__VOS TÂCHES__
• a. Dans le billet sur la musique, quels groupes ont « pris un bon coup de vieux » ?
• b. Réécrivez sous forme de liste courte, sans perdre les faits principaux, le paragraphe du billet sur la musique qui commence par « Comme s'il fallait signer une trilogie ».
• c. D'après le billet sur la musique, qu'est-ce qu'Hubert-Félix T. sort « sans honte » ?

--- TEXTE À EXAMINER ---

Comme s'il fallait signer une trilogie, voici le dernier billet d'une introspection musicale lancée en juin, suite de
J'y étais ! et de
Vas-y, c'est de la bonne !.Vous remarquerez la richesse de la titraille. Richesse qui mériterait d'être ponctuée, pour cettte ultime bafouille, d'un
"Où que j'vais"... Mais non, pudeur oblige, j'ai préféré un
"Ça tire dans tous les coins !" plus passe-partout. Plus équivoque. New Order, Radiohead, Blur, les Smiths... Tout ça a pris un bon coup de vieux. Même si les années 1980 sont revenues aussi vite que les slim - au galop ! -, dans les bacs, les vieux riffs ont abdiqué. Liftés et enfin orchestrés, ils revivent sous d'autres couleurs. Lenny Kravitz, serial burglar des années 1990, peut aller se rhabiller. Les "jeunes" d'aujourd'hui ont du talent. Et de l'audace. Au point de plus savoir où mettre la tête. Ça tire effectivement dans tous les coins. Les modes s'effacent les unes après les autres. Qui se souvient des Franz Ferdinand, balayés par des
Arctic Monkeys ou des
Kaiser Chiefs, moins élégants certes, mais plus bouillonnants, plus offensifs, plus rebelles ? Il suffisait pour ces derniers de comprendre les années 2000, le besoin sournois - pas kitsch ! - des trentenaires en revival et d'empocher la mise. Du coup, les fleurs poussent aux quatre coins de la toile, les styles se croisent et permettent à des Herman Dune, des Grand National, des
National d'exister. A Hubert-Félix T. de sortir son
Scandale Mélancolique sans honte -
"...de la folie des ombres à l'alchimie des heures, on se perd dans le nombre infini des rumeurs..." - et à Katerine de chanter, précurseur,
Parlez-vous anglais Mr Katerine ?. Quelle belle époque ! Sublime.

--- DONNÉES AFFICHÉES ---

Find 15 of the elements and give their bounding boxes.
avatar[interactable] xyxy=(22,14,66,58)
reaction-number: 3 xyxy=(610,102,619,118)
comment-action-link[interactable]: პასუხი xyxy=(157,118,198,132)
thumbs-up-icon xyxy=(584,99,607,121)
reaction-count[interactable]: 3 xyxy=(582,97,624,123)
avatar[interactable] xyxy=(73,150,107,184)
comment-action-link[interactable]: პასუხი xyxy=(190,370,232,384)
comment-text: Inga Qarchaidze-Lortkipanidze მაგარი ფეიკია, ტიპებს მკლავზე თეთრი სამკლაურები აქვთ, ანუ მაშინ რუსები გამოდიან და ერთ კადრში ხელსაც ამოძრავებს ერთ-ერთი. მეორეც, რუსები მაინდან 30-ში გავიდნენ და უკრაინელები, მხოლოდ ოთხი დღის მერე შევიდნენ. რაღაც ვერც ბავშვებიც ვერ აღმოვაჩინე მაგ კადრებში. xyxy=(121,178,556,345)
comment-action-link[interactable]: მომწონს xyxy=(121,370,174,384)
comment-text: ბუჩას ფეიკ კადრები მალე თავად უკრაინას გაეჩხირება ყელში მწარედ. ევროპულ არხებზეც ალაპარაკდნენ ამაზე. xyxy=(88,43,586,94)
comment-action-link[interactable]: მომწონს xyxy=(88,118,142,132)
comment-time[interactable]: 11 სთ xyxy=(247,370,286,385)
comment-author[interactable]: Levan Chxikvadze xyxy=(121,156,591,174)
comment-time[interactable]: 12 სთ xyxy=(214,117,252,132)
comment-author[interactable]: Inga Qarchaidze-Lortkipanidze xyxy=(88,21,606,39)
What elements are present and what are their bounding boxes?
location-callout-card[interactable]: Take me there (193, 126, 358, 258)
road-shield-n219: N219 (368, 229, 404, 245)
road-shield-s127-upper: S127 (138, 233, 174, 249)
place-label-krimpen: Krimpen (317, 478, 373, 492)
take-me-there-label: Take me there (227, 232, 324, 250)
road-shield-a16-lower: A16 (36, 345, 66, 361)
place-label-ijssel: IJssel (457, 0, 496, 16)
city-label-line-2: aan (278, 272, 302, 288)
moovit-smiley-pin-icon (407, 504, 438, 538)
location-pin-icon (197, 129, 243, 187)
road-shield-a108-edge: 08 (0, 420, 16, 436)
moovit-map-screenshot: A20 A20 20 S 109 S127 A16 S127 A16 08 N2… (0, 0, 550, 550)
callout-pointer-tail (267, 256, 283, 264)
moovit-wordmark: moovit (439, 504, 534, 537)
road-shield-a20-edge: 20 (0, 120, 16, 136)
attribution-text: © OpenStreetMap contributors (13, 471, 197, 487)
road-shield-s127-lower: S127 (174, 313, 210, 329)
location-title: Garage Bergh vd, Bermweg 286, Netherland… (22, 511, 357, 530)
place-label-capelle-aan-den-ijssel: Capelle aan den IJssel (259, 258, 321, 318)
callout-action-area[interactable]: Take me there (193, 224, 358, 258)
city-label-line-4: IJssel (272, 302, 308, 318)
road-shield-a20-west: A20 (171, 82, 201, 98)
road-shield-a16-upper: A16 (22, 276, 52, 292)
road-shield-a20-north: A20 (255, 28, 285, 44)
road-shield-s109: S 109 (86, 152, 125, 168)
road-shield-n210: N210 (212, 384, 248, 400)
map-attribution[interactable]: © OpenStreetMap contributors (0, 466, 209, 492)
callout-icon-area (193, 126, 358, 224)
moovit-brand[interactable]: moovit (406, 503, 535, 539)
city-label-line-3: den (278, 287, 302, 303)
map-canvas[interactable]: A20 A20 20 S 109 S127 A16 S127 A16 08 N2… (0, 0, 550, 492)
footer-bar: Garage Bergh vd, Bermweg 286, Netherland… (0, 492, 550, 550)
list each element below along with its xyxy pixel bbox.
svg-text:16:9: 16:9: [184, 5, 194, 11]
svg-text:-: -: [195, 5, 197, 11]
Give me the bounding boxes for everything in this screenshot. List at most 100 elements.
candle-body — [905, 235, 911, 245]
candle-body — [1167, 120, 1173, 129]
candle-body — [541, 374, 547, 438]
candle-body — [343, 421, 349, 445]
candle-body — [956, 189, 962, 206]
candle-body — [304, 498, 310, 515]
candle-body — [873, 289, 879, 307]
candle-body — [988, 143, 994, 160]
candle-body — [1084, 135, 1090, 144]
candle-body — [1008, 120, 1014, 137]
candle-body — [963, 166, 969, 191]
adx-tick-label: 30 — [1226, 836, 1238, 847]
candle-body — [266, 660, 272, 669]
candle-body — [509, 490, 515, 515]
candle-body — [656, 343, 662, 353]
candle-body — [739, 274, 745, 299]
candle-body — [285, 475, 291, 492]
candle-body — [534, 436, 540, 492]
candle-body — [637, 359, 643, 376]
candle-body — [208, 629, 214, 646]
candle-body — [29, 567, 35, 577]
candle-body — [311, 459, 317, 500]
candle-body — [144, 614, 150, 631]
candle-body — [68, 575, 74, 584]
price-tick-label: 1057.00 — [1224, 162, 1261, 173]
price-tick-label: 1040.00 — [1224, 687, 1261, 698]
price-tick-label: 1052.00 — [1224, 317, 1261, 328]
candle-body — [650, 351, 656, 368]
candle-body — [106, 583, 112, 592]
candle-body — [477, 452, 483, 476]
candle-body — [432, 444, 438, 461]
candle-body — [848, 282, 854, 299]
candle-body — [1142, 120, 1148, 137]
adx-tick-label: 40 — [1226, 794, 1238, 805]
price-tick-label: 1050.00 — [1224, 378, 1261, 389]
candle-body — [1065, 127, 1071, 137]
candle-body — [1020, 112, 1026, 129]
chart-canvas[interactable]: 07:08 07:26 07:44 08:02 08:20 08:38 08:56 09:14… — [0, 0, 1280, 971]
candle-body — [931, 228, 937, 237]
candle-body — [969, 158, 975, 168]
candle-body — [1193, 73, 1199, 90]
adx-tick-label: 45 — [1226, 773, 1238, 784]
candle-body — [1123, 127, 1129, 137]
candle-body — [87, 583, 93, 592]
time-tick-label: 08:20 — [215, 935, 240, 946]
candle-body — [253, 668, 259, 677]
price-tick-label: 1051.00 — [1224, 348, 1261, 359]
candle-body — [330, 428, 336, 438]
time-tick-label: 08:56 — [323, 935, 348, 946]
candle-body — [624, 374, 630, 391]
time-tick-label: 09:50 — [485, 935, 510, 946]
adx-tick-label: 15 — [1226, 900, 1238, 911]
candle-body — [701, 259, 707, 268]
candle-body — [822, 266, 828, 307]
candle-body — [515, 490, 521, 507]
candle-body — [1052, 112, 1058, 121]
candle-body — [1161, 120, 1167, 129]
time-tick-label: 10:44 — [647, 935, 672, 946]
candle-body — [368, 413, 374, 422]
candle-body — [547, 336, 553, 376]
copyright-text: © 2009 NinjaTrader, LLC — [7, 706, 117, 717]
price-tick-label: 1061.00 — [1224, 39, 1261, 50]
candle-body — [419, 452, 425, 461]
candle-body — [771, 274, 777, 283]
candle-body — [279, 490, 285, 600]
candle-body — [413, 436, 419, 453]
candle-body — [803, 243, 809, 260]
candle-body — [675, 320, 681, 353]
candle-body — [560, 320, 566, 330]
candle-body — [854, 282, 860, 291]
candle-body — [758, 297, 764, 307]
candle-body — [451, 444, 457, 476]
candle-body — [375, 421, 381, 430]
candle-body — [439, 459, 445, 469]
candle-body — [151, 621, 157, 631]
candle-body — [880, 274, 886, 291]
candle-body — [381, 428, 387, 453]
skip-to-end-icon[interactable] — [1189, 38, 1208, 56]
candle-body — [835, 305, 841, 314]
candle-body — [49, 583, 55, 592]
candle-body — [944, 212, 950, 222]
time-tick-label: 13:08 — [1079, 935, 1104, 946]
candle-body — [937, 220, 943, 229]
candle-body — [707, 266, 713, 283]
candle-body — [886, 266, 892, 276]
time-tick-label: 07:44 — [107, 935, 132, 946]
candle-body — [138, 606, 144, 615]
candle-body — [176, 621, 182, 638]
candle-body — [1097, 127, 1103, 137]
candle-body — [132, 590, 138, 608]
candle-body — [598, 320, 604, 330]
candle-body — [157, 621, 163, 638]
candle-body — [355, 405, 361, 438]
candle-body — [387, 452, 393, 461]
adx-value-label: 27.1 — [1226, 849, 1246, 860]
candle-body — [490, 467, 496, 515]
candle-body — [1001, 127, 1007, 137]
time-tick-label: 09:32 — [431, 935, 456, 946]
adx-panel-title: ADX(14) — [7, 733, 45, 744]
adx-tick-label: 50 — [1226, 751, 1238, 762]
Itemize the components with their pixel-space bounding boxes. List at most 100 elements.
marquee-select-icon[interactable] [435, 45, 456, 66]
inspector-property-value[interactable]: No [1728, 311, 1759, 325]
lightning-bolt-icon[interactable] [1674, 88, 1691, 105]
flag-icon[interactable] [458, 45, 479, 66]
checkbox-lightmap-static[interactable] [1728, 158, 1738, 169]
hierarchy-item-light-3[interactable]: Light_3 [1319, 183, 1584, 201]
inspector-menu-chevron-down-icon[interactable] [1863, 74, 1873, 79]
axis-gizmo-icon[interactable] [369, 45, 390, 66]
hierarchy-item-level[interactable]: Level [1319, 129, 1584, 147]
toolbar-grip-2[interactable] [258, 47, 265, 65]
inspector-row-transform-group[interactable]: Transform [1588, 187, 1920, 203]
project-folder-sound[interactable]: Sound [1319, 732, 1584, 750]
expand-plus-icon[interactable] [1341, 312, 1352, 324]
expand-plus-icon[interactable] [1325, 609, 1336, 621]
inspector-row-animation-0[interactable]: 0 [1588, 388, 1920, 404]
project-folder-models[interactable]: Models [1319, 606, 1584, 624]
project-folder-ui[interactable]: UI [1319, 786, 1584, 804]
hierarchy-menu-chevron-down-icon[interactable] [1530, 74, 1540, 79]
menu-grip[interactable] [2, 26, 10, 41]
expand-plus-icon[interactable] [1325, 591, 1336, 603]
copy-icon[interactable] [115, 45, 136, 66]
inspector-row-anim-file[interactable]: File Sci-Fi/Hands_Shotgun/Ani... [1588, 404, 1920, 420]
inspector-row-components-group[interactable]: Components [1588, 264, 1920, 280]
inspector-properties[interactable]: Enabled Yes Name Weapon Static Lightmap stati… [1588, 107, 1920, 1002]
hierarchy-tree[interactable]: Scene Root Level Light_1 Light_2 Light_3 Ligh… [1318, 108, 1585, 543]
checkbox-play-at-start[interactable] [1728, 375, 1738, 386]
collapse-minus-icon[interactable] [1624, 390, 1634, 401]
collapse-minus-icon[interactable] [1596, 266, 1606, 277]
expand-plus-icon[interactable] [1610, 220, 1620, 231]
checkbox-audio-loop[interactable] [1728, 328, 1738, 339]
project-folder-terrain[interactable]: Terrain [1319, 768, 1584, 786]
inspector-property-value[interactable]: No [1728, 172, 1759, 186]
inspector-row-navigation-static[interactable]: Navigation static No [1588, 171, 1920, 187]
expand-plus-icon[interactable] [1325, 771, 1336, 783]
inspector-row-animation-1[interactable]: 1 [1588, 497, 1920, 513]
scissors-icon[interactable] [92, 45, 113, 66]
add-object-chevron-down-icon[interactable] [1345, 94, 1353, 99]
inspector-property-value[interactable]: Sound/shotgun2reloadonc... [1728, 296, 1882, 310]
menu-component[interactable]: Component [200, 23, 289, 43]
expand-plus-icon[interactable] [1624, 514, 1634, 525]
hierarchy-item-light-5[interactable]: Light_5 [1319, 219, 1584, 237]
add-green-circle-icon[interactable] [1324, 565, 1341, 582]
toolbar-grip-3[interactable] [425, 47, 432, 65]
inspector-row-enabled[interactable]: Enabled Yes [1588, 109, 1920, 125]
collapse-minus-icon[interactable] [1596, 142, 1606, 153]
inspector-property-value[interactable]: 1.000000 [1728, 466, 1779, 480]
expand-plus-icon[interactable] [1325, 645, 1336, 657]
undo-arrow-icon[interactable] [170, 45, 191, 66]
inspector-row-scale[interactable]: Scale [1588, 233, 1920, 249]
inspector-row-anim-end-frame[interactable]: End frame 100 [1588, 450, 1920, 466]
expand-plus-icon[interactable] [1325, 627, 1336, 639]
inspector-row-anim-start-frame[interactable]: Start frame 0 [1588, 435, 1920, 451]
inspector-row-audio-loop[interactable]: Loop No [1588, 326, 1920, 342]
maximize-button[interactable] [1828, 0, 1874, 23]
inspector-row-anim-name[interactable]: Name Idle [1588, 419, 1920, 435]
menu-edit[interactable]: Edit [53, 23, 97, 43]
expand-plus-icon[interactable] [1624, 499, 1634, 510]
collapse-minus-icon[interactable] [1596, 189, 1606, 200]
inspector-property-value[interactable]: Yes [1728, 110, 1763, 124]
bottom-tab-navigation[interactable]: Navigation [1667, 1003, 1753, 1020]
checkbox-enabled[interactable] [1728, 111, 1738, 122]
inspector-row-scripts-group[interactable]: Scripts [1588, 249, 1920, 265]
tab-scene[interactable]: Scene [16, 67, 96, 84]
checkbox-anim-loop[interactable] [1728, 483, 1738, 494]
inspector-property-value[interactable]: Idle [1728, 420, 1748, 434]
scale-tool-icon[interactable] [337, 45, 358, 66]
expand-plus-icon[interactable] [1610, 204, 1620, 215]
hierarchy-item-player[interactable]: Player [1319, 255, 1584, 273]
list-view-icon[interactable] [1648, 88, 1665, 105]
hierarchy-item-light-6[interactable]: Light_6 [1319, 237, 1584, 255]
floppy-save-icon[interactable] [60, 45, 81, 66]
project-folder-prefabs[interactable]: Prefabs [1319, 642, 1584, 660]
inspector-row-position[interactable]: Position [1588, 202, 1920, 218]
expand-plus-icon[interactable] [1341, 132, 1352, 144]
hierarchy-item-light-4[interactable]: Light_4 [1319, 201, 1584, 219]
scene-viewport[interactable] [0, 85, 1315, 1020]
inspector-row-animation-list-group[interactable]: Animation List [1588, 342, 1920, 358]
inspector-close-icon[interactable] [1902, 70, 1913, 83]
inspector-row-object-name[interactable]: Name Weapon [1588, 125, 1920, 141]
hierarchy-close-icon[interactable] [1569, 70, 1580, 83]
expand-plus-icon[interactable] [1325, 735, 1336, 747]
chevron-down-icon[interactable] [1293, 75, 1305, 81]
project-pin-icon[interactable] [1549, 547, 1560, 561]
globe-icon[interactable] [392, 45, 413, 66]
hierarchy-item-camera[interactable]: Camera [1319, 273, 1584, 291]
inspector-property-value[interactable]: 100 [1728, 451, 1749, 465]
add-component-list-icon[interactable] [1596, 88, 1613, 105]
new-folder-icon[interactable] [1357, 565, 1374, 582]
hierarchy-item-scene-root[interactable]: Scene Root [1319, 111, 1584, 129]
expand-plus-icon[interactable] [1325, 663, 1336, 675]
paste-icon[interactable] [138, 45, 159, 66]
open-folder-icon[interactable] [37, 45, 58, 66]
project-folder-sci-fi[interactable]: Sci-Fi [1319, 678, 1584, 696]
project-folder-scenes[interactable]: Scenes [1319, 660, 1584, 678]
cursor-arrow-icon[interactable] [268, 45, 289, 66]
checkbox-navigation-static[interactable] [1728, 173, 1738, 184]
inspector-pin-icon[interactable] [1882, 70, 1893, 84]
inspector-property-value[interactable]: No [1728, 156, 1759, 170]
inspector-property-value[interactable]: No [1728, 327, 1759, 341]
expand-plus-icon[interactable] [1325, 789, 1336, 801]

---

__RÉPONSES AUX TÂCHES__
• a. New Order, Radiohead, Blur et les Smiths.

• b.
- C'est le dernier billet d'une introspection musicale lancée en juin, après « J'y étais ! » et « Vas-y, c'est de la bonne ! ».
- Il est titré « Ça tire dans tous les coins ! », choisi plutôt que « Où que j'vais ».
- New Order, Radiohead, Blur et les Smiths ont pris un coup de vieux.
- Les vieux riffs revivent, liftés et orchestrés, et Lenny Kravitz « peut aller se rhabiller ».
- Les « jeunes » d'aujourd'hui ont du talent et de l'audace, et les modes s'effacent les unes après les autres.
- Franz Ferdinand ont été balayés par Arctic Monkeys ou Kaiser Chiefs, plus bouillonnants, plus offensifs et plus rebelles.
- Les styles se croisent, ce qui permet à Herman Dune, Grand National et National d'exister, à Hubert-Félix T. de sortir son Scandale Mélancolique et à Katerine de chanter « Parlez-vous anglais Mr Katerine ? ».
- Le billet conclut : « Quelle belle époque ! Sublime. »

• c. Son Scandale Mélancolique.